Stored items

☆ ☆ ☆

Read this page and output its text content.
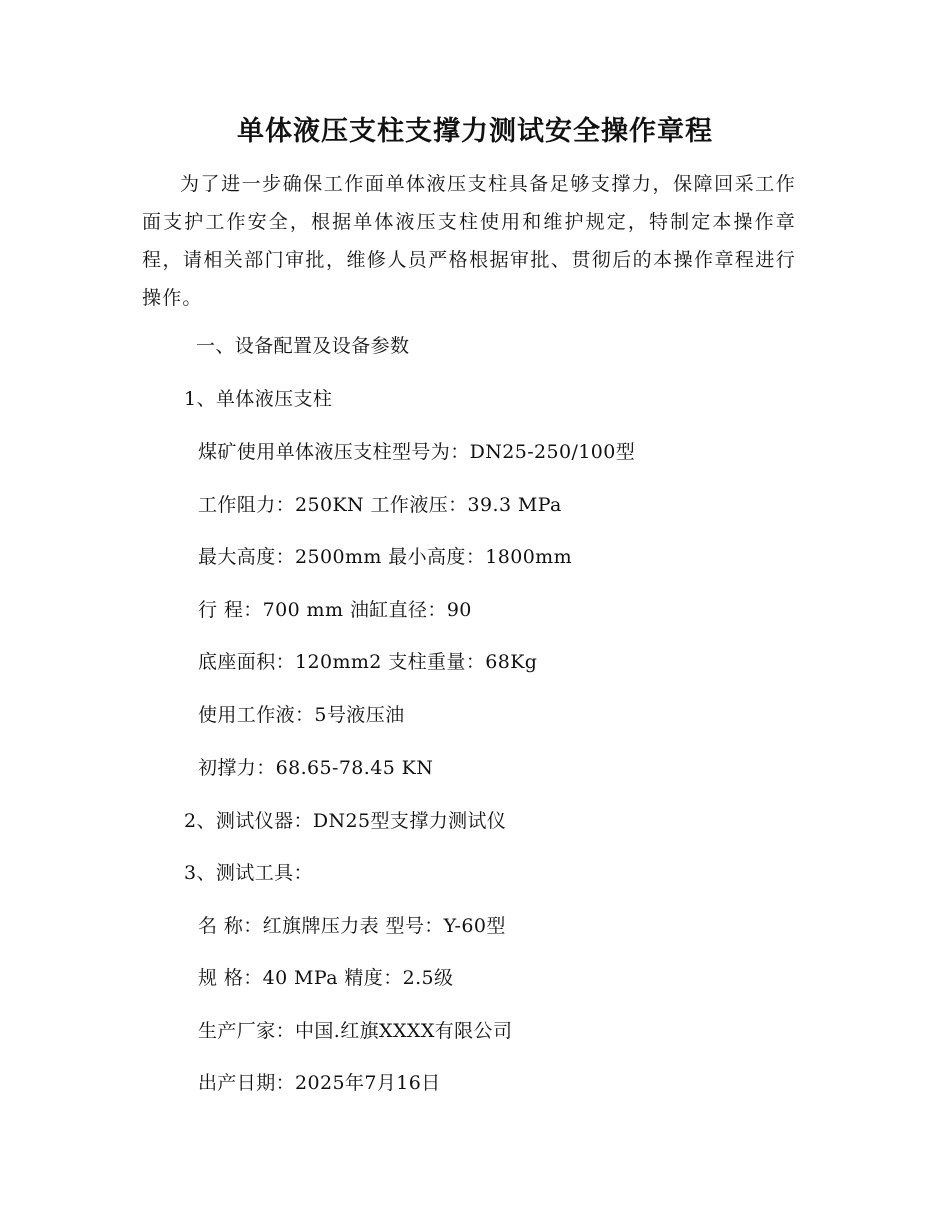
单体液压支柱支撑力测试安全操作章程
为了进一步确保工作面单体液压支柱具备足够支撑力，保障回采工作面支护工作安全，根据单体液压支柱使用和维护规定，特制定本操作章程，请相关部门审批，维修人员严格根据审批、贯彻后的本操作章程进行操作。
一、设备配置及设备参数
1、单体液压支柱
煤矿使用单体液压支柱型号为：DN25-250/100型
工作阻力：250KN 工作液压：39.3 MPa
最大高度：2500mm 最小高度：1800mm
行 程：700 mm 油缸直径：90
底座面积：120mm2 支柱重量：68Kg
使用工作液：5号液压油
初撑力：68.65-78.45 KN
2、测试仪器：DN25型支撑力测试仪
3、测试工具：
名 称：红旗牌压力表 型号：Y-60型
规 格：40 MPa 精度：2.5级
生产厂家：中国.红旗XXXX有限公司
出产日期：2025年7月16日
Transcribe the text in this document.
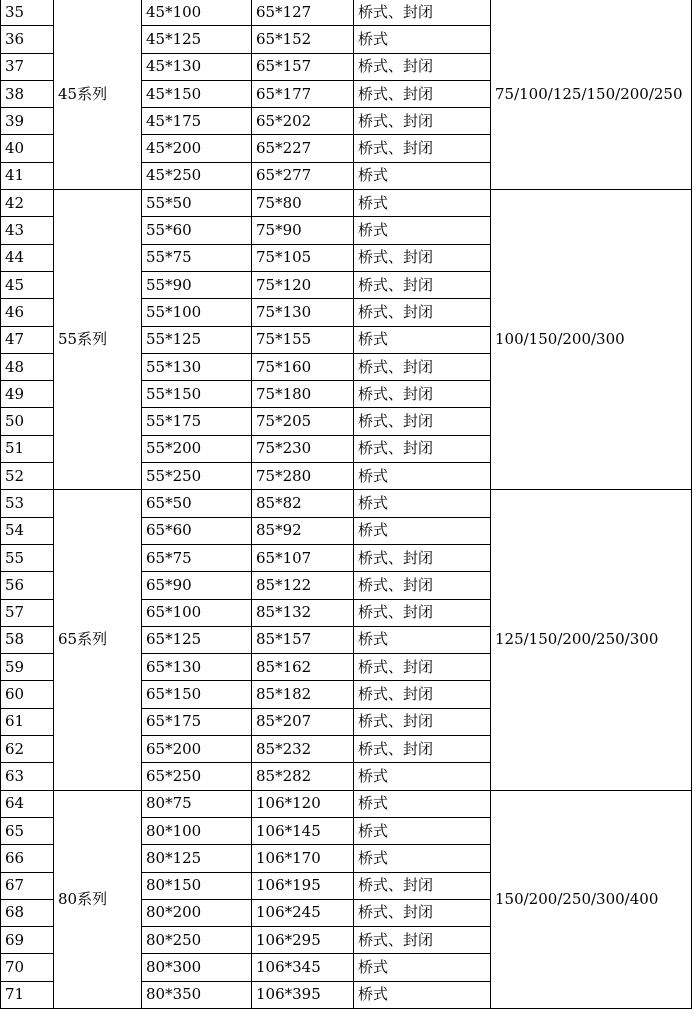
35	45系列	45*100	65*127	桥式、封闭	75/100/125/150/200/250
36		45*125	65*152	桥式	
37		45*130	65*157	桥式、封闭	
38		45*150	65*177	桥式、封闭	
39		45*175	65*202	桥式、封闭	
40		45*200	65*227	桥式、封闭	
41		45*250	65*277	桥式	
42	55系列	55*50	75*80	桥式	100/150/200/300
43		55*60	75*90	桥式	
44		55*75	75*105	桥式、封闭	
45		55*90	75*120	桥式、封闭	
46		55*100	75*130	桥式、封闭	
47		55*125	75*155	桥式	
48		55*130	75*160	桥式、封闭	
49		55*150	75*180	桥式、封闭	
50		55*175	75*205	桥式、封闭	
51		55*200	75*230	桥式、封闭	
52		55*250	75*280	桥式	
53	65系列	65*50	85*82	桥式	125/150/200/250/300
54		65*60	85*92	桥式	
55		65*75	65*107	桥式、封闭	
56		65*90	85*122	桥式、封闭	
57		65*100	85*132	桥式、封闭	
58		65*125	85*157	桥式	
59		65*130	85*162	桥式、封闭	
60		65*150	85*182	桥式、封闭	
61		65*175	85*207	桥式、封闭	
62		65*200	85*232	桥式、封闭	
63		65*250	85*282	桥式	
64	80系列	80*75	106*120	桥式	150/200/250/300/400
65		80*100	106*145	桥式	
66		80*125	106*170	桥式	
67		80*150	106*195	桥式、封闭	
68		80*200	106*245	桥式、封闭	
69		80*250	106*295	桥式、封闭	
70		80*300	106*345	桥式	
71		80*350	106*395	桥式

☆ ☆ ☆

* _OBJECTIVE_: Except for the pictures, copy every line of the records above exactly.

* _EXPECTED OUTPUT_:
Read this page and output its text content.
单体液压支柱支撑力测试安全操作章程
为了进一步确保工作面单体液压支柱具备足够支撑力，保障回采工作面支护工作安全，根据单体液压支柱使用和维护规定，特制定本操作章程，请相关部门审批，维修人员严格根据审批、贯彻后的本操作章程进行操作。
一、设备配置及设备参数
1、单体液压支柱
煤矿使用单体液压支柱型号为：DN25-250/100型
工作阻力：250KN 工作液压：39.3 MPa
最大高度：2500mm 最小高度：1800mm
行 程：700 mm 油缸直径：90
底座面积：120mm2 支柱重量：68Kg
使用工作液：5号液压油
初撑力：68.65-78.45 KN
2、测试仪器：DN25型支撑力测试仪
3、测试工具：
名 称：红旗牌压力表 型号：Y-60型
规 格：40 MPa 精度：2.5级
生产厂家：中国.红旗XXXX有限公司
出产日期：2025年7月16日
Transcribe the text in this document.
35	45系列	45*100	65*127	桥式、封闭	75/100/125/150/200/250
36		45*125	65*152	桥式	
37		45*130	65*157	桥式、封闭	
38		45*150	65*177	桥式、封闭	
39		45*175	65*202	桥式、封闭	
40		45*200	65*227	桥式、封闭	
41		45*250	65*277	桥式	
42	55系列	55*50	75*80	桥式	100/150/200/300
43		55*60	75*90	桥式	
44		55*75	75*105	桥式、封闭	
45		55*90	75*120	桥式、封闭	
46		55*100	75*130	桥式、封闭	
47		55*125	75*155	桥式	
48		55*130	75*160	桥式、封闭	
49		55*150	75*180	桥式、封闭	
50		55*175	75*205	桥式、封闭	
51		55*200	75*230	桥式、封闭	
52		55*250	75*280	桥式	
53	65系列	65*50	85*82	桥式	125/150/200/250/300
54		65*60	85*92	桥式	
55		65*75	65*107	桥式、封闭	
56		65*90	85*122	桥式、封闭	
57		65*100	85*132	桥式、封闭	
58		65*125	85*157	桥式	
59		65*130	85*162	桥式、封闭	
60		65*150	85*182	桥式、封闭	
61		65*175	85*207	桥式、封闭	
62		65*200	85*232	桥式、封闭	
63		65*250	85*282	桥式	
64	80系列	80*75	106*120	桥式	150/200/250/300/400
65		80*100	106*145	桥式	
66		80*125	106*170	桥式	
67		80*150	106*195	桥式、封闭	
68		80*200	106*245	桥式、封闭	
69		80*250	106*295	桥式、封闭	
70		80*300	106*345	桥式	
71		80*350	106*395	桥式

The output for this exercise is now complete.